◆ **Ausgangstext**
□ □ □

43 7. Die Klägerin erfüllt die allgemeinen Erteilungsvoraussetzungen des § 5 Abs. 1 Nr. 2 und 3 AufenthG. Nach den für den Senat bindenden Feststellungen des Berufungsgerichts besteht in ihrer Person kein Ausweisungsinteresse, und sie beeinträchtigt oder gefährdet auch nicht aus einem sonstigen Grund Interessen der Bundesrepublik Deutschland. Die Regelerteilungsvoraussetzungen des § 5 Abs. 1 Nr. 1 AufenthG (Sicherung des Lebensunterhalts), Nr. 1a (Klärung der Identität und Staatsangehörigkeit) und Nr. 4 (Erfüllung der Passpflicht), sowie die Voraussetzung der Einreise mit dem erforderlichen Visum (§ 5 Abs. 2 AufenthG) brauchen nicht vorzuliegen, da die Aufenthaltserlaubnis nach § 104c Abs. 1 Satz 1 AufenthG abweichend von ihnen erteilt werden soll.

□ □ □

◆ **Vorliegende Daten**
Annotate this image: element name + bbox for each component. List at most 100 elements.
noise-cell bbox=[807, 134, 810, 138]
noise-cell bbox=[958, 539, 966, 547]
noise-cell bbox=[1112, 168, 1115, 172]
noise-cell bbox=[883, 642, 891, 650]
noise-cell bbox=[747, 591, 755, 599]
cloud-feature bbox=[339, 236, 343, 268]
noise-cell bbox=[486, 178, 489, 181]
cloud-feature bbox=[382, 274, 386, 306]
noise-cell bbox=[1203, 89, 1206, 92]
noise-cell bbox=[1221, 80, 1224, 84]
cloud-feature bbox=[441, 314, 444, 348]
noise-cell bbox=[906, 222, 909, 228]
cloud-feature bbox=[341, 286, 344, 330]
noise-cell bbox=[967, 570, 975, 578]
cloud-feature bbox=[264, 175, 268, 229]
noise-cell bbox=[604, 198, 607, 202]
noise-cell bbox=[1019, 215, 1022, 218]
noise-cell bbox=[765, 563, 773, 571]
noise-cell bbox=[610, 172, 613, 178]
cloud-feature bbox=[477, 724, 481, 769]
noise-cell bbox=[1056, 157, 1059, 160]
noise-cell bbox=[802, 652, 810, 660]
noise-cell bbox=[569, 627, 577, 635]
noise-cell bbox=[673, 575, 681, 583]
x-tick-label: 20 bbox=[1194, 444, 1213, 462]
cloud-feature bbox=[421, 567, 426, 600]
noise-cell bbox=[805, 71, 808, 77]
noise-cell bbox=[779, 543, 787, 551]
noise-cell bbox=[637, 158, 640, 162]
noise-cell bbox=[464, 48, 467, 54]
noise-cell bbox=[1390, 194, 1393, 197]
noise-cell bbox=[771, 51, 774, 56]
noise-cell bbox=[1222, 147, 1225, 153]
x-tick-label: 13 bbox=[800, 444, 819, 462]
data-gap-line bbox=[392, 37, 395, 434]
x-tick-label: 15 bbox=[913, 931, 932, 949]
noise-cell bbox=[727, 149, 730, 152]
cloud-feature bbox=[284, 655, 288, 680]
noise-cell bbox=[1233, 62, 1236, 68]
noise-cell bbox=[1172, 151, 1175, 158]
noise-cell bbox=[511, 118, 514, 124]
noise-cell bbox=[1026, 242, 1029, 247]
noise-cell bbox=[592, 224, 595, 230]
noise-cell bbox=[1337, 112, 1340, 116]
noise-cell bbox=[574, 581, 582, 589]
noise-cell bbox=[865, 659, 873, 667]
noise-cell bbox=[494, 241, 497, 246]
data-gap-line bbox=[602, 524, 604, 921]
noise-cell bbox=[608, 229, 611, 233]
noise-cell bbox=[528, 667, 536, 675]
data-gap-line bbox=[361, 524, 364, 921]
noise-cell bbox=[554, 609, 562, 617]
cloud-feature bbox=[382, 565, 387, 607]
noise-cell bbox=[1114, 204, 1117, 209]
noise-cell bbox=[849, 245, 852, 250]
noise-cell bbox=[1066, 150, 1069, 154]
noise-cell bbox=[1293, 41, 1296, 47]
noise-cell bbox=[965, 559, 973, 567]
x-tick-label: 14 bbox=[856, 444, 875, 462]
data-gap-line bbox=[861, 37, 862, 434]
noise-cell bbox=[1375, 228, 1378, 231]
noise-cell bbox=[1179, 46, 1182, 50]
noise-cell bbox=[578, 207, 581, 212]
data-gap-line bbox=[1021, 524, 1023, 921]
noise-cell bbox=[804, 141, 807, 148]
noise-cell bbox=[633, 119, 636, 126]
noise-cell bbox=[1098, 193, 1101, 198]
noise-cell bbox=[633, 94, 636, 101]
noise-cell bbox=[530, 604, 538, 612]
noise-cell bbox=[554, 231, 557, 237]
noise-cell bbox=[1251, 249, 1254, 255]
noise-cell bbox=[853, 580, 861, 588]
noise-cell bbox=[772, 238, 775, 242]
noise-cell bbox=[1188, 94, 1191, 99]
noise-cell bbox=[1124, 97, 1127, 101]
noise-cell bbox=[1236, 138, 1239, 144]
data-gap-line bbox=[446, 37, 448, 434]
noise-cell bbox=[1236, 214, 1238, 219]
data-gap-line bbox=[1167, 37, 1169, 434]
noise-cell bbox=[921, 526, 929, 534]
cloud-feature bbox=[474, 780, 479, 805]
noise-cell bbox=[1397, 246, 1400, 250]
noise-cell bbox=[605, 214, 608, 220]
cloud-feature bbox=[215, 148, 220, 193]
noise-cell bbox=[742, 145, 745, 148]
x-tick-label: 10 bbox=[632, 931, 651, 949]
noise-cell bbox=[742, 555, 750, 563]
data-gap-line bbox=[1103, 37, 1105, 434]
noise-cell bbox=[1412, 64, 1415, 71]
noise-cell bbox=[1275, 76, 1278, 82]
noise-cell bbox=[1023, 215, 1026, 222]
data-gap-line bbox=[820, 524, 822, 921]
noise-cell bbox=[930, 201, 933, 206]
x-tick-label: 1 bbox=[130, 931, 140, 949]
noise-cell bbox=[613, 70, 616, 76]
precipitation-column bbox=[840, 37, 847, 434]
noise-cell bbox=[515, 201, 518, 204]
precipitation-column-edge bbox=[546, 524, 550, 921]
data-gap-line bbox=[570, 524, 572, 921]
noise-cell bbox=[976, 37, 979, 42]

□ □ □

◆ **Ihre Aufgabe**
Übersetzen Sie folgenden Satz aus dem Ausgangstext ins Englische: „Nach den für den Senat bindenden Feststellungen des Berufungsgerichts besteht in ihrer Person kein Ausweisungsinteresse, und sie beeinträchtigt oder gefährdet auch nicht aus einem sonstigen Grund Interessen der Bundesrepublik Deutschland.“

◆ **Antwort**
According to the findings of the court of appeal, which are binding on the Senate, there is no interest in expelling her, nor does she impair or endanger the interests of the Federal Republic of Germany for any other reason.